(Supplied records)

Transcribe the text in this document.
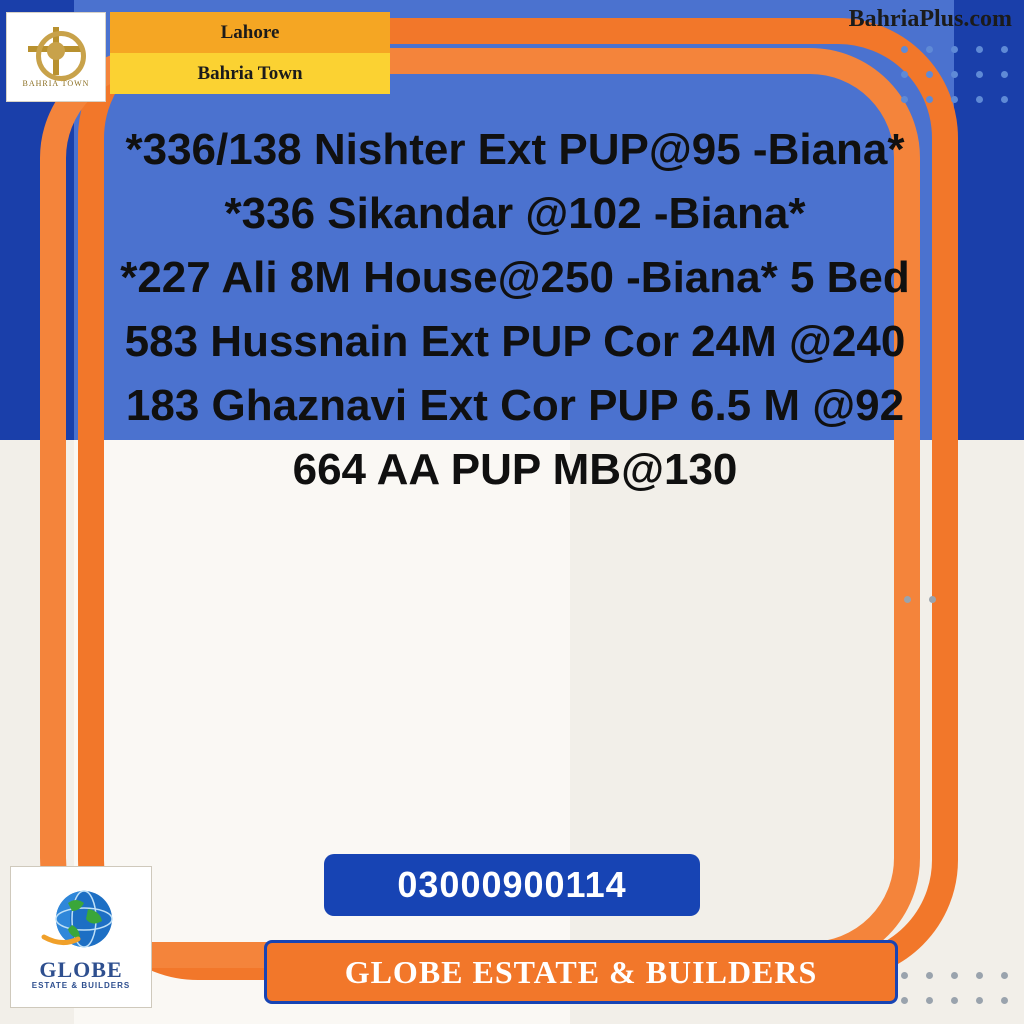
BAHRIA TOWN
Lahore
Bahria Town
BahriaPlus.com
*336/138 Nishter Ext PUP@95 -Biana*
*336 Sikandar @102 -Biana*
*227 Ali 8M House@250 -Biana* 5 Bed
583 Hussnain Ext PUP Cor 24M @240
183 Ghaznavi Ext Cor PUP 6.5 M @92
664 AA PUP MB@130
03000900114
GLOBE ESTATE & BUILDERS
GLOBE
ESTATE & BUILDERS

(Requirement)
Output every entry word for word, but omit the pictures.

(Worked solution)
Transcribe the text in this document.
BAHRIA TOWN
Lahore
Bahria Town
BahriaPlus.com
*336/138 Nishter Ext PUP@95 -Biana*
*336 Sikandar @102 -Biana*
*227 Ali 8M House@250 -Biana* 5 Bed
583 Hussnain Ext PUP Cor 24M @240
183 Ghaznavi Ext Cor PUP 6.5 M @92
664 AA PUP MB@130
03000900114
GLOBE ESTATE & BUILDERS
GLOBE
ESTATE & BUILDERS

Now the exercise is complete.